Records about charts and figures:
○ ○ ○ ○ ○ ○ ○
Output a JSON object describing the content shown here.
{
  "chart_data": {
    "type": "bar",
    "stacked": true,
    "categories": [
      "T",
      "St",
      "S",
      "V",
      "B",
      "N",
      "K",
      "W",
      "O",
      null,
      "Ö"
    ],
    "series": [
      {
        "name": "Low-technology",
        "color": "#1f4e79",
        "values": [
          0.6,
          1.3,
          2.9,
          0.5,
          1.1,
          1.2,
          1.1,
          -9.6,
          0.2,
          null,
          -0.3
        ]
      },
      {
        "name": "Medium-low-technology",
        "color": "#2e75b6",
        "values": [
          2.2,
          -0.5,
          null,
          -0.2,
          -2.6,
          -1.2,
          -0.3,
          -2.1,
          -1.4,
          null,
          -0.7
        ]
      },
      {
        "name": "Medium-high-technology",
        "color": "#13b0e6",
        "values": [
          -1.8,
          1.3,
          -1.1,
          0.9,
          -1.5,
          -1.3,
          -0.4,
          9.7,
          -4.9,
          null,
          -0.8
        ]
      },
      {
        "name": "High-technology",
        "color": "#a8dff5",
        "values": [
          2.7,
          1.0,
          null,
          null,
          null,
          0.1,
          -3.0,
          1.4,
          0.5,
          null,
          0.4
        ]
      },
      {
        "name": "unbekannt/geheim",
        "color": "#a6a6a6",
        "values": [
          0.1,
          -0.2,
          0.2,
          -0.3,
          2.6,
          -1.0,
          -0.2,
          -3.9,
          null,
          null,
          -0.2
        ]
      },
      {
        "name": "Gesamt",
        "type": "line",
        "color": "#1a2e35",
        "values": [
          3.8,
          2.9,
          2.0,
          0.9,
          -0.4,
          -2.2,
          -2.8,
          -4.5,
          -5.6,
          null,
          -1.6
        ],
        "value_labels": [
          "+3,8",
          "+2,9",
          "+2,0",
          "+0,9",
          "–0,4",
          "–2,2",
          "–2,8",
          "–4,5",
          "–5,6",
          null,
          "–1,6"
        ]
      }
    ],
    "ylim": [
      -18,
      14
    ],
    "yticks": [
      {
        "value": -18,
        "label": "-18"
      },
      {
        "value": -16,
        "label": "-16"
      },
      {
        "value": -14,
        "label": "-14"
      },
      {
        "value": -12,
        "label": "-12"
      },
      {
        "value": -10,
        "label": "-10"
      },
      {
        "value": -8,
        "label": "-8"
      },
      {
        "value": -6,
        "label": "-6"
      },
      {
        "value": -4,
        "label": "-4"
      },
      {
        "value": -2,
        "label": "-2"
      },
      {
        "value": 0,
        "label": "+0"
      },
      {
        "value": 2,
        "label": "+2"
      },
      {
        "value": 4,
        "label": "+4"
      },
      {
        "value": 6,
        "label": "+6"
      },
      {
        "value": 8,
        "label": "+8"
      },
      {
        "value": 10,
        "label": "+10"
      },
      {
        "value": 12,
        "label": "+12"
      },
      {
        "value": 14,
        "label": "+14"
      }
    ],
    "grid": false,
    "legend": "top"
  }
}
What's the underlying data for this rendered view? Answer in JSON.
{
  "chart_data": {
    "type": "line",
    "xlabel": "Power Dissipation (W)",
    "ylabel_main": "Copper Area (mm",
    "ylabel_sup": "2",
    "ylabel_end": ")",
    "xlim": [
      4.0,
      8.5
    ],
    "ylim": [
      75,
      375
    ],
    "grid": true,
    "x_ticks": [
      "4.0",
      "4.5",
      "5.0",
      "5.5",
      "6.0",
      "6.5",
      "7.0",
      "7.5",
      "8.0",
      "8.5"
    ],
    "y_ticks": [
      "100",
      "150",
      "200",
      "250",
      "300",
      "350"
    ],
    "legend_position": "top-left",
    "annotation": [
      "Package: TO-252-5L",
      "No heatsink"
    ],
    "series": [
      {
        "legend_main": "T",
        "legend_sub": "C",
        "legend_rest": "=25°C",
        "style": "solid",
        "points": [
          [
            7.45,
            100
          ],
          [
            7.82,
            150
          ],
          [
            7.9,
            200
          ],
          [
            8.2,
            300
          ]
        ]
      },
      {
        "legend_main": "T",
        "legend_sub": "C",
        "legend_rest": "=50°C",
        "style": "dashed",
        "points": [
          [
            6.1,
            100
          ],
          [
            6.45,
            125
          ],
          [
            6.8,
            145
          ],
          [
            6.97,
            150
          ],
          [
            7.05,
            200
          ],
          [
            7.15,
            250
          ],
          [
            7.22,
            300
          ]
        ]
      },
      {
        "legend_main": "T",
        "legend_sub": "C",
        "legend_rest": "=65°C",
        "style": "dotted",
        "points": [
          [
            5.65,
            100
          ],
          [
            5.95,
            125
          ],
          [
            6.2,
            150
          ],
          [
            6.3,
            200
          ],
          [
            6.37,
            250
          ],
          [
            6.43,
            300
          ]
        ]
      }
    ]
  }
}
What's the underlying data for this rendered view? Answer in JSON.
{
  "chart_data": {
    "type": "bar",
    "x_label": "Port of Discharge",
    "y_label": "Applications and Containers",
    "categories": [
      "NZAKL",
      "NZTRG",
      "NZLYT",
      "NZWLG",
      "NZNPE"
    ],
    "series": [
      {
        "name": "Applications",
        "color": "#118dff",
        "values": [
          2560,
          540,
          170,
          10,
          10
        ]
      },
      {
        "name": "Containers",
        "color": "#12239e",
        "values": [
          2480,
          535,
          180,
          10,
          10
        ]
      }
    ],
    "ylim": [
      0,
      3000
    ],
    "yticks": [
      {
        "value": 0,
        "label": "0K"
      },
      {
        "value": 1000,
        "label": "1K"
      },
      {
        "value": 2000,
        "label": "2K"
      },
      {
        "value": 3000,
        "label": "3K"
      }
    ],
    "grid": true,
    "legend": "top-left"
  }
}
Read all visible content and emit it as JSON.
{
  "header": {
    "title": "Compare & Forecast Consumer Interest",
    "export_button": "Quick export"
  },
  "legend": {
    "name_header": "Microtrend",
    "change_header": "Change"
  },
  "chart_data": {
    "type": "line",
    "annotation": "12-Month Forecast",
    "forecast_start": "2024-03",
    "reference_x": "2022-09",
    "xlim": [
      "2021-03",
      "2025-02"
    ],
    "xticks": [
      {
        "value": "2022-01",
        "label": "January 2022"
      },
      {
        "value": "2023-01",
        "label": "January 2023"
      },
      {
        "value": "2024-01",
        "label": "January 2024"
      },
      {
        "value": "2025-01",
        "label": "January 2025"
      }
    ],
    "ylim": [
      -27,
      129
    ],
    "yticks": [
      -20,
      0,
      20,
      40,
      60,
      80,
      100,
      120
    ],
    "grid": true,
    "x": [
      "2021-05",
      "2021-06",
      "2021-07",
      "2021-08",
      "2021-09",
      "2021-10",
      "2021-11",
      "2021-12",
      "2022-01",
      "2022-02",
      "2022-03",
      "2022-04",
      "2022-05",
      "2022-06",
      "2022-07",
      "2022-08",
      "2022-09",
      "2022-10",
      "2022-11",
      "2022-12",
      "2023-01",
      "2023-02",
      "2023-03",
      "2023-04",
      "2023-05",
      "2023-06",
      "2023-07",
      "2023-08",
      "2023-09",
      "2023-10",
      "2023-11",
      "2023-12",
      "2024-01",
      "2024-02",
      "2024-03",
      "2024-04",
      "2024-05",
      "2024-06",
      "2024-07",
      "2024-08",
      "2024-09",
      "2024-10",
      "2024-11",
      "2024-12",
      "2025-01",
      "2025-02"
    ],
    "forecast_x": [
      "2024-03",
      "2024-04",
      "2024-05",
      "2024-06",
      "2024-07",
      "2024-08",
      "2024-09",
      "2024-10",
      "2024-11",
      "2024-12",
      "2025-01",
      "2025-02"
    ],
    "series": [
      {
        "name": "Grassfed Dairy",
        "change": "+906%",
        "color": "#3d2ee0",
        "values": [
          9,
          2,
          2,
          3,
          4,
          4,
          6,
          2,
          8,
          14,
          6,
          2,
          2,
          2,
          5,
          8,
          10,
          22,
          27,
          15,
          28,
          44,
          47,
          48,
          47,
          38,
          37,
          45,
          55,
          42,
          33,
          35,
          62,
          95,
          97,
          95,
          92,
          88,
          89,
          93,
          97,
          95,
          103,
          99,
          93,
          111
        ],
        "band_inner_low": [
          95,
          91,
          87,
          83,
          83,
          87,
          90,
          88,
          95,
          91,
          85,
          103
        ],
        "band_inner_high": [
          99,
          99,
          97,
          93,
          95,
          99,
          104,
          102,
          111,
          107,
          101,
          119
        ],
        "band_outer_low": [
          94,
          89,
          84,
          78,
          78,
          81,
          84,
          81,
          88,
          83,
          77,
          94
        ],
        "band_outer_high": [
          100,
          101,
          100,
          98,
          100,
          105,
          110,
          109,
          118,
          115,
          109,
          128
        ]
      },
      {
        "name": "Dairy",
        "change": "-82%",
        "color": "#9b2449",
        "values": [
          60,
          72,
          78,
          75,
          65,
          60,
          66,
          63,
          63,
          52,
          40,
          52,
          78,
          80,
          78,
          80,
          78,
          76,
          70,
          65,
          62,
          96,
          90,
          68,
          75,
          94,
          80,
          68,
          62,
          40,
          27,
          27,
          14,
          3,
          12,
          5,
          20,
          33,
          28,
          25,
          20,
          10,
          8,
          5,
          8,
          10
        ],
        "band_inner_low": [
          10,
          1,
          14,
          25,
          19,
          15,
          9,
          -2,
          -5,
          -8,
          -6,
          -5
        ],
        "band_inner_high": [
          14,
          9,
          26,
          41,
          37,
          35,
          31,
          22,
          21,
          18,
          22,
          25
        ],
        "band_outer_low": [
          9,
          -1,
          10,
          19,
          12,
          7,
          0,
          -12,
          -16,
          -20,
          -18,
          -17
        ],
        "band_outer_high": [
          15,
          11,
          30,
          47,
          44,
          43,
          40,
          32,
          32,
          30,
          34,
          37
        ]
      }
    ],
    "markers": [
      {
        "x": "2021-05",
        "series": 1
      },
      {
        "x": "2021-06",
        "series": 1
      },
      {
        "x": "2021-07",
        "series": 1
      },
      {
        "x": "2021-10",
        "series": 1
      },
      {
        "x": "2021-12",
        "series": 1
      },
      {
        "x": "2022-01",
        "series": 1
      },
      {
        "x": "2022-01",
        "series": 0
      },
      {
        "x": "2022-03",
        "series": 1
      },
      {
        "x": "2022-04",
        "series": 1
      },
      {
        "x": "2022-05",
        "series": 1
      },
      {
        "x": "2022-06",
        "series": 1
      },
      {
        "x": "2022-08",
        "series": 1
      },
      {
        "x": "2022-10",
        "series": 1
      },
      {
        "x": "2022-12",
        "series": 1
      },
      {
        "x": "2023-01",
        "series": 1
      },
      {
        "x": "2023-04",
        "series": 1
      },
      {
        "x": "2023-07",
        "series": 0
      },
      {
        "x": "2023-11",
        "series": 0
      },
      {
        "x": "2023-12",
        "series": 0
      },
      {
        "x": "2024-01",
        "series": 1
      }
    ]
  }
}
○ ○ ○ ○ ○ ○ ○
### REQUIRED WORK
Work out the number of lines above that include the string "annotation" and write only that number.

### WORKED ANSWER
2